━━━━━ EXCERPTED DATA ━━━━━

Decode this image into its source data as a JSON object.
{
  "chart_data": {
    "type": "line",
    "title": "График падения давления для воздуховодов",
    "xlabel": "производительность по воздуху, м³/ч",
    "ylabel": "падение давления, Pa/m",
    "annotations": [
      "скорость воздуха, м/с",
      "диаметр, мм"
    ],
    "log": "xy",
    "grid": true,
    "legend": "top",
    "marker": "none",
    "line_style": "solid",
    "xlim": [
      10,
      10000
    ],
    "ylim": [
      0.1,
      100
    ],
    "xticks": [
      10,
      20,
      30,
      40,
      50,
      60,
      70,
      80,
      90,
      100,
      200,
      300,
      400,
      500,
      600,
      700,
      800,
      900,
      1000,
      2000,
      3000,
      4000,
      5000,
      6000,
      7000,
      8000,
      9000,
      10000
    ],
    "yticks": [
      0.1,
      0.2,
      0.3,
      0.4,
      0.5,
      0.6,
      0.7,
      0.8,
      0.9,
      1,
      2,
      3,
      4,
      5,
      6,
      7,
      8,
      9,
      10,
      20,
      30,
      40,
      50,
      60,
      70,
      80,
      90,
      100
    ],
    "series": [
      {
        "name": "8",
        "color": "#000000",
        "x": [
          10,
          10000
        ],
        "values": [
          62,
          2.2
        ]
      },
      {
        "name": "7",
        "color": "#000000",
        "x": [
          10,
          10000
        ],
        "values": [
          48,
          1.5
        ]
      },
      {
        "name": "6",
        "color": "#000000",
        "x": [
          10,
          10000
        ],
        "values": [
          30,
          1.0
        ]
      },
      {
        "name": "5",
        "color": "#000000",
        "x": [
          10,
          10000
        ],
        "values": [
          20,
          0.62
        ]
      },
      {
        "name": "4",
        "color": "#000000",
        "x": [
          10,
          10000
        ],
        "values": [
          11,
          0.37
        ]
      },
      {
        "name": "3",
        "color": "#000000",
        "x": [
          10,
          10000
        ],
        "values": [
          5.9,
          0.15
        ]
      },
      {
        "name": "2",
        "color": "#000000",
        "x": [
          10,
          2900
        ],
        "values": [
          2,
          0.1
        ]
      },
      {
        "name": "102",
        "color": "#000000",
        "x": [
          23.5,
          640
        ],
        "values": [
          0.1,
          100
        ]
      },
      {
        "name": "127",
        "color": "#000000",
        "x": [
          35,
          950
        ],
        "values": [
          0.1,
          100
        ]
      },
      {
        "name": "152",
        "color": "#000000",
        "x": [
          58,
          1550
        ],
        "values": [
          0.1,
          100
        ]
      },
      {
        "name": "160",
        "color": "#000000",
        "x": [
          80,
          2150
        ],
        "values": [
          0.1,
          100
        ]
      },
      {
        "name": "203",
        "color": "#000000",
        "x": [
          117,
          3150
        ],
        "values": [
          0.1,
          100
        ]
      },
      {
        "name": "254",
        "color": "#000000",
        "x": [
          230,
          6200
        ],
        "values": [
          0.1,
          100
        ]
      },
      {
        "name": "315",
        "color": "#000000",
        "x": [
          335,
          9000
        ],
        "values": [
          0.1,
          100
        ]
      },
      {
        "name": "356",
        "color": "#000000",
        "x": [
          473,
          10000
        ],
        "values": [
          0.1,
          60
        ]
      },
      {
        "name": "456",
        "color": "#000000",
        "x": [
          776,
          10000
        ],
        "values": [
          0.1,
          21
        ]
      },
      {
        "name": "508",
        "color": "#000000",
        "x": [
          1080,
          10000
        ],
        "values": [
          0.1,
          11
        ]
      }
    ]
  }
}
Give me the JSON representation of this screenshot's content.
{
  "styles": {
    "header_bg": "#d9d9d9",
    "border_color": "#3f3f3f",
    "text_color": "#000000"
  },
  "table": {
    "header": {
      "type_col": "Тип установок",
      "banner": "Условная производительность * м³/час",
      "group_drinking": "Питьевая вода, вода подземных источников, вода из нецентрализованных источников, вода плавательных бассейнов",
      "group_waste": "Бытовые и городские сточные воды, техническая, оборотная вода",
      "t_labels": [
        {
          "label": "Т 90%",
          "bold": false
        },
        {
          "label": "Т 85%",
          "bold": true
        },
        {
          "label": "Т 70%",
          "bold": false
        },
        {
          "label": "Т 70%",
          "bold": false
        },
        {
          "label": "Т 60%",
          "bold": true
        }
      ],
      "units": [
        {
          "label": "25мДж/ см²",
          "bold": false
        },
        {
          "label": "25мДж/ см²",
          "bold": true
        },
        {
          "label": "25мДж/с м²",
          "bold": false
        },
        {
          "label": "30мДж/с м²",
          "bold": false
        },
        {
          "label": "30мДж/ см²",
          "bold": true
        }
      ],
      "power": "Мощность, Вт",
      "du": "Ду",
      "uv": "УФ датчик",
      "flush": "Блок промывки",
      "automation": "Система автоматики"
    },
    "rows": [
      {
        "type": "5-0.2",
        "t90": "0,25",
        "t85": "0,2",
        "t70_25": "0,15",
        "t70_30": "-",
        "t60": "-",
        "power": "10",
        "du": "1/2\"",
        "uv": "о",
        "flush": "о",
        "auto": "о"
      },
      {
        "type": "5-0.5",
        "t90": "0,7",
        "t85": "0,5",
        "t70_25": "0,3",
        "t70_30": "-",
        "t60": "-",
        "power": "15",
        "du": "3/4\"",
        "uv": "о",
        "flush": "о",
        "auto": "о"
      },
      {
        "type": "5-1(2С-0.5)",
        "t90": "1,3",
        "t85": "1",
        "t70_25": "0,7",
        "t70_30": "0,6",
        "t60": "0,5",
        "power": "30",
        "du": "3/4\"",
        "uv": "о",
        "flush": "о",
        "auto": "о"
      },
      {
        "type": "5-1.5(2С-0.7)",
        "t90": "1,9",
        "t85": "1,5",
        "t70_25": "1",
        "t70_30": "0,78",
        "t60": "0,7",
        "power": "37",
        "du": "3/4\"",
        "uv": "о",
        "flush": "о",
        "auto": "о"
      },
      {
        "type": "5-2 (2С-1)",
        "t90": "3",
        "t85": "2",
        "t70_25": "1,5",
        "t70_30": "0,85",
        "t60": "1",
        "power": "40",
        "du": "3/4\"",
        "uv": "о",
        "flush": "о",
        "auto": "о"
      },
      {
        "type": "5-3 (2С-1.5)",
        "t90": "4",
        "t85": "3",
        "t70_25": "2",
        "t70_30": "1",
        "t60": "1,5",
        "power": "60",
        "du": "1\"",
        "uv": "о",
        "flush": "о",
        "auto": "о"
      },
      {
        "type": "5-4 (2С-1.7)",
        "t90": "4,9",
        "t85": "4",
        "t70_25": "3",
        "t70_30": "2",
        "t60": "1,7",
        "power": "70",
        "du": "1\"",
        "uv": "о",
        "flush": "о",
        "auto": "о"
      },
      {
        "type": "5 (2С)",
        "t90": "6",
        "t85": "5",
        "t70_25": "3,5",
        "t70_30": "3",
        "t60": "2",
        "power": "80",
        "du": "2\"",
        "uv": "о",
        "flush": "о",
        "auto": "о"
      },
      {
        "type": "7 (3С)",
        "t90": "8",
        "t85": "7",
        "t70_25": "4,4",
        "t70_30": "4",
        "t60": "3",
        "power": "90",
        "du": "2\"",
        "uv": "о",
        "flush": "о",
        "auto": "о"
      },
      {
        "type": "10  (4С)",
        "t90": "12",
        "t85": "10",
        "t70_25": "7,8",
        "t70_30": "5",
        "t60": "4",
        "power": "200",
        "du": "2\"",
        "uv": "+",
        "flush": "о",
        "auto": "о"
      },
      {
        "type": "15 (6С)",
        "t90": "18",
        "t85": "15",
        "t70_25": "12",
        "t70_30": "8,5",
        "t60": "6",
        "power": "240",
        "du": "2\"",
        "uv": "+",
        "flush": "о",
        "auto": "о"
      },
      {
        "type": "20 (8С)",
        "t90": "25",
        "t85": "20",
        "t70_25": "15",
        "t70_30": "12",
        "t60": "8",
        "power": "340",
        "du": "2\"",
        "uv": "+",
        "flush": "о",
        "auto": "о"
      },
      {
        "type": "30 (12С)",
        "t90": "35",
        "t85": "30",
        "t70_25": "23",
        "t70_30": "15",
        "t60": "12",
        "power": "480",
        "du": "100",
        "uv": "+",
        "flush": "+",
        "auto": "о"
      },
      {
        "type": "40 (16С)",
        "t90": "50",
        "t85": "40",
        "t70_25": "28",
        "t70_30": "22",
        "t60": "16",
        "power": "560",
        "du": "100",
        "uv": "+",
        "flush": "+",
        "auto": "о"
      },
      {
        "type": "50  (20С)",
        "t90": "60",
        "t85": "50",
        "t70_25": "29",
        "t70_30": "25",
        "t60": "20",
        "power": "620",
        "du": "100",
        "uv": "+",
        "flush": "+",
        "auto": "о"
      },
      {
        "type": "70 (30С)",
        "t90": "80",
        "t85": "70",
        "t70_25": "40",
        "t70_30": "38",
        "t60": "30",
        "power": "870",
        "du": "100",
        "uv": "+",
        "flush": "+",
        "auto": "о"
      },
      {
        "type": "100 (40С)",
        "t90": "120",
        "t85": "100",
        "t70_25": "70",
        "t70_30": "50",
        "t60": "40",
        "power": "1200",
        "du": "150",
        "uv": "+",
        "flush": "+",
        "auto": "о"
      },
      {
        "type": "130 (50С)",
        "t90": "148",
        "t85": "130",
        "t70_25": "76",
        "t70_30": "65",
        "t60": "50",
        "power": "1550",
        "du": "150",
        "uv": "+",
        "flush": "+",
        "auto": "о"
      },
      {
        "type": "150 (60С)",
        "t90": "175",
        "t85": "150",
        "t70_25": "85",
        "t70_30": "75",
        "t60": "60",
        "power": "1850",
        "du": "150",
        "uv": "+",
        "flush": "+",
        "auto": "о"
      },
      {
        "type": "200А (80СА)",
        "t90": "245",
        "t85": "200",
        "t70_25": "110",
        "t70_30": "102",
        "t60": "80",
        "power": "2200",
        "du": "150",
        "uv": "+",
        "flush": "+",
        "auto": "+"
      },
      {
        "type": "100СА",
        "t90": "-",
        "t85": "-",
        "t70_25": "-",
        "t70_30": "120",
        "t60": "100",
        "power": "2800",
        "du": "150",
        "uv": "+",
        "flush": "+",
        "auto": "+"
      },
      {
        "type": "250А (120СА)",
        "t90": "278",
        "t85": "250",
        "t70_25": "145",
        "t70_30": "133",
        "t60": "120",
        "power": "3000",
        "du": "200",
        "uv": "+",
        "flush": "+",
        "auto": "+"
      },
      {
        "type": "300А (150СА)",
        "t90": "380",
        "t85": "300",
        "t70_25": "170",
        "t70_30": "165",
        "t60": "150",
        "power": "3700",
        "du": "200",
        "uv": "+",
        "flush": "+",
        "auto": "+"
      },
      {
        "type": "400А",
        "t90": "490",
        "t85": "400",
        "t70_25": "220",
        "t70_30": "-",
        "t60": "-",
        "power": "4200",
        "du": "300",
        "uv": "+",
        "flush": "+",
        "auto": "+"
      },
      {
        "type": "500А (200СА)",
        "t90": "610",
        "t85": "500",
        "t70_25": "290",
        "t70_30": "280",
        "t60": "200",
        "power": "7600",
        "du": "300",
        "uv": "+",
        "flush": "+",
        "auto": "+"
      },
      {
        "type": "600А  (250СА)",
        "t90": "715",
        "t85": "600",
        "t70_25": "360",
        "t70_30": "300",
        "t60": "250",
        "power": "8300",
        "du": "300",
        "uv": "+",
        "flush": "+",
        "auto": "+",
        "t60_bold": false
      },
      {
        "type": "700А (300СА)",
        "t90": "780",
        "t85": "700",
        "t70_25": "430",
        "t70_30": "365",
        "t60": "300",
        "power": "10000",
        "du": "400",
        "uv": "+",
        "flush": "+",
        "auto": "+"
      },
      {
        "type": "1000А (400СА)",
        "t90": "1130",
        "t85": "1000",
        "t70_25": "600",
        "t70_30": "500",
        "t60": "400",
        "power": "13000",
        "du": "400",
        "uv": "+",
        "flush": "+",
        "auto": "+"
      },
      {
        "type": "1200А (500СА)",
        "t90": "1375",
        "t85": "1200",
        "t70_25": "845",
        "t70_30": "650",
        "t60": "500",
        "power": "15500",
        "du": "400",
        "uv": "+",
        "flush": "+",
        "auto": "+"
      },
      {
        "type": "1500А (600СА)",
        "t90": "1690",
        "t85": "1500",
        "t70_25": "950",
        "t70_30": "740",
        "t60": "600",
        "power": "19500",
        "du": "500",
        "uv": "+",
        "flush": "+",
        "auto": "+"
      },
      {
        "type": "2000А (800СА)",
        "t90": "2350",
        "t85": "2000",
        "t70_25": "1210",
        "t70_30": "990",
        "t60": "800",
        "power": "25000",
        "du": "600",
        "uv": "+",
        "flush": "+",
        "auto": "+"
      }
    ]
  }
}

━━━━━

## DIRECTIVE
Collect the lines that hold "давления".

## COMPLETE OUTPUT
    "title": "График падения давления для воздуховодов",
    "ylabel": "падение давления, Pa/m",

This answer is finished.